-- Start Listing --

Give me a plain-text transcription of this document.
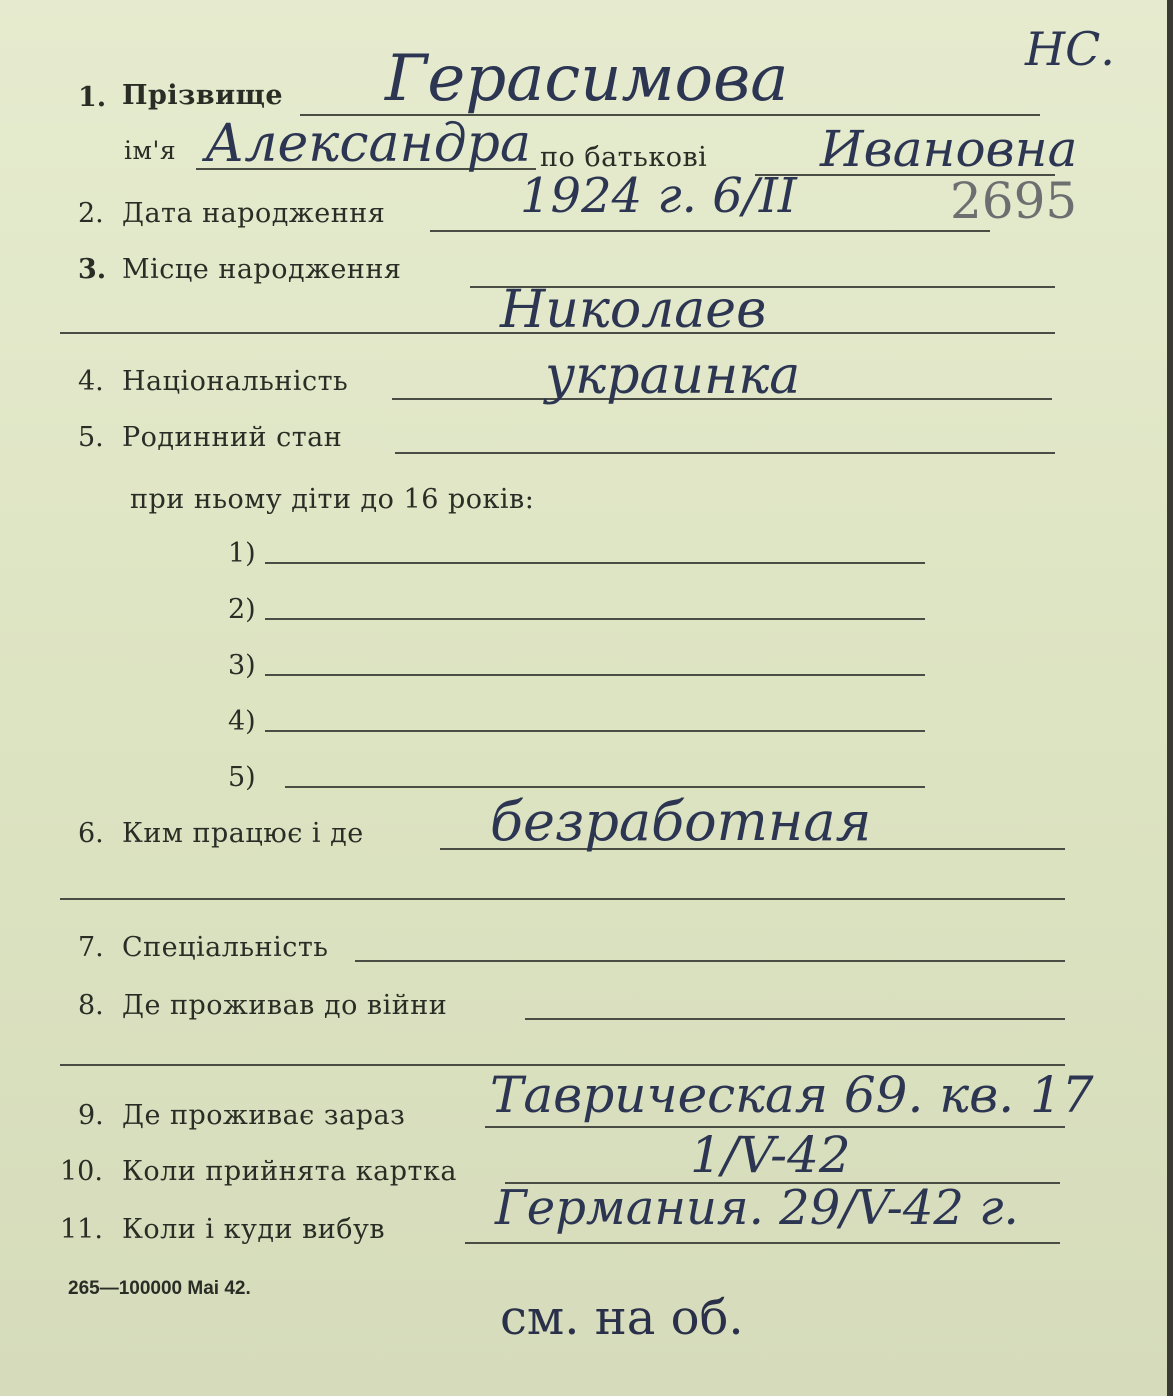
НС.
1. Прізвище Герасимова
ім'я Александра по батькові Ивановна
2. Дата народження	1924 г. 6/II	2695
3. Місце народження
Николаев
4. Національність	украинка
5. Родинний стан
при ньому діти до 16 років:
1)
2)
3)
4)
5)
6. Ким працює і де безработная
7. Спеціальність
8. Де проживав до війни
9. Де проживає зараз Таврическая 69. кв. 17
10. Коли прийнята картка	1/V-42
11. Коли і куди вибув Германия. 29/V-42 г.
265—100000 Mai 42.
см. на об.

-- End Listing --
-- Start Listing --

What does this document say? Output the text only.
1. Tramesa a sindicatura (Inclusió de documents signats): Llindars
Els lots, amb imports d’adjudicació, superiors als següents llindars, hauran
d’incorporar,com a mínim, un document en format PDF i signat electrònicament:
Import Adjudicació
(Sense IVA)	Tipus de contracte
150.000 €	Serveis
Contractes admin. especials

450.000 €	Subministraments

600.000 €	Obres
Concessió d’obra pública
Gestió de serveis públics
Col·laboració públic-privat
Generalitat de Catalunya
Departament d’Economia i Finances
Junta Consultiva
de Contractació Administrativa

-- End Listing --
-- Start Listing --

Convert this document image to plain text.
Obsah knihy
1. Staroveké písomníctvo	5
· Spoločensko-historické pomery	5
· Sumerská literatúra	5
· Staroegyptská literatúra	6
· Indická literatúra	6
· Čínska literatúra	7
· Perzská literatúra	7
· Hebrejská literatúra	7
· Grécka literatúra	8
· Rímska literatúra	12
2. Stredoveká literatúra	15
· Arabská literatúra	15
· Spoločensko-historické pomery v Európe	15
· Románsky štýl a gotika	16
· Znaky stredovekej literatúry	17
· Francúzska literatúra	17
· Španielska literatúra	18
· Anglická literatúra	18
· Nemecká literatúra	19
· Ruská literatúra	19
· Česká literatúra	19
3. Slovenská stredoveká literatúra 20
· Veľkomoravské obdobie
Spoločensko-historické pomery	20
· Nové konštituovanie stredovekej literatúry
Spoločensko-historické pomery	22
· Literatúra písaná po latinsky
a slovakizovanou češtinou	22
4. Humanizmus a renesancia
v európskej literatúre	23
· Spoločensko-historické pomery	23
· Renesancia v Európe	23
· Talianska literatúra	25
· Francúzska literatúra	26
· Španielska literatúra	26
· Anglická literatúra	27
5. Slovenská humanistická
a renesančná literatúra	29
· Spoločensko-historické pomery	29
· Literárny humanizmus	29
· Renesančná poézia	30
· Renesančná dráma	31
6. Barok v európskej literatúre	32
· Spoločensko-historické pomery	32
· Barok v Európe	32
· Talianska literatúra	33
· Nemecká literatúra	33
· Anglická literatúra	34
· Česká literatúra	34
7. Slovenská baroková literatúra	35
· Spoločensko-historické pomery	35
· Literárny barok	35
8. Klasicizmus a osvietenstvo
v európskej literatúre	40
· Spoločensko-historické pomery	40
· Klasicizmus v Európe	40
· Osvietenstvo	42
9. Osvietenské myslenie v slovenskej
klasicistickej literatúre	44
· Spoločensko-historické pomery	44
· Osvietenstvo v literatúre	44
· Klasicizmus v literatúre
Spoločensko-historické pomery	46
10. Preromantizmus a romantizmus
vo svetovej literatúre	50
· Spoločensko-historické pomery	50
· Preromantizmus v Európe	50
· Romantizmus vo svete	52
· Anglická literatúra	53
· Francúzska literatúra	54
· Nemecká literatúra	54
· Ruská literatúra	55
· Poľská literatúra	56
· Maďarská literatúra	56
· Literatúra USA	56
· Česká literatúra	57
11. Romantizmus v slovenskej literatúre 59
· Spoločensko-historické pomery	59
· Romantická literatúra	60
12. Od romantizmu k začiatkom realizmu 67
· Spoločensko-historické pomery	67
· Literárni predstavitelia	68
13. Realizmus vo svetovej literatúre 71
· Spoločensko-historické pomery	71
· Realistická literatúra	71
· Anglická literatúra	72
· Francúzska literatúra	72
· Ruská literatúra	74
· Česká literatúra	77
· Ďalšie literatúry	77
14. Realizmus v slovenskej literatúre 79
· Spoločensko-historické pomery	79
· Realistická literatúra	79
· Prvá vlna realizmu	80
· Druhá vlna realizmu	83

-- End Listing --

**What the task asks**. Identify all lines in the records above with the word "Ruská".

**Full output**.
· Ruská literatúra	19
· Ruská literatúra	55
· Ruská literatúra	74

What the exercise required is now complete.